◆ Task objective ◆
Repeat every line of the material, character for character.
___ Exercise material ___
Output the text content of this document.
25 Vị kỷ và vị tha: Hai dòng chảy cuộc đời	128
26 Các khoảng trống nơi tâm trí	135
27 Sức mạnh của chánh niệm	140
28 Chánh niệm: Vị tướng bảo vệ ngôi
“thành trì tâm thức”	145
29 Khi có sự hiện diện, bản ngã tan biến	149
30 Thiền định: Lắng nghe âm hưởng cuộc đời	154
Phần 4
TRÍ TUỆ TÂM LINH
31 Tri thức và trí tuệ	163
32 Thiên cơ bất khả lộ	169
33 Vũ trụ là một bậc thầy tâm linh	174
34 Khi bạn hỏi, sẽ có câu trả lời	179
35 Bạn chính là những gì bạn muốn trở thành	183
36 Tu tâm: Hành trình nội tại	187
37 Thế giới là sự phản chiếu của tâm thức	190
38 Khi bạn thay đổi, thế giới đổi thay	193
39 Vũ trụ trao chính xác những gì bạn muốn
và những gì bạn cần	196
___
◆ Response to this task ◆
Output the text content of this document.
25 Vị kỷ và vị tha: Hai dòng chảy cuộc đời	128
26 Các khoảng trống nơi tâm trí	135
27 Sức mạnh của chánh niệm	140
28 Chánh niệm: Vị tướng bảo vệ ngôi
“thành trì tâm thức”	145
29 Khi có sự hiện diện, bản ngã tan biến	149
30 Thiền định: Lắng nghe âm hưởng cuộc đời	154
Phần 4
TRÍ TUỆ TÂM LINH
31 Tri thức và trí tuệ	163
32 Thiên cơ bất khả lộ	169
33 Vũ trụ là một bậc thầy tâm linh	174
34 Khi bạn hỏi, sẽ có câu trả lời	179
35 Bạn chính là những gì bạn muốn trở thành	183
36 Tu tâm: Hành trình nội tại	187
37 Thế giới là sự phản chiếu của tâm thức	190
38 Khi bạn thay đổi, thế giới đổi thay	193
39 Vũ trụ trao chính xác những gì bạn muốn
và những gì bạn cần	196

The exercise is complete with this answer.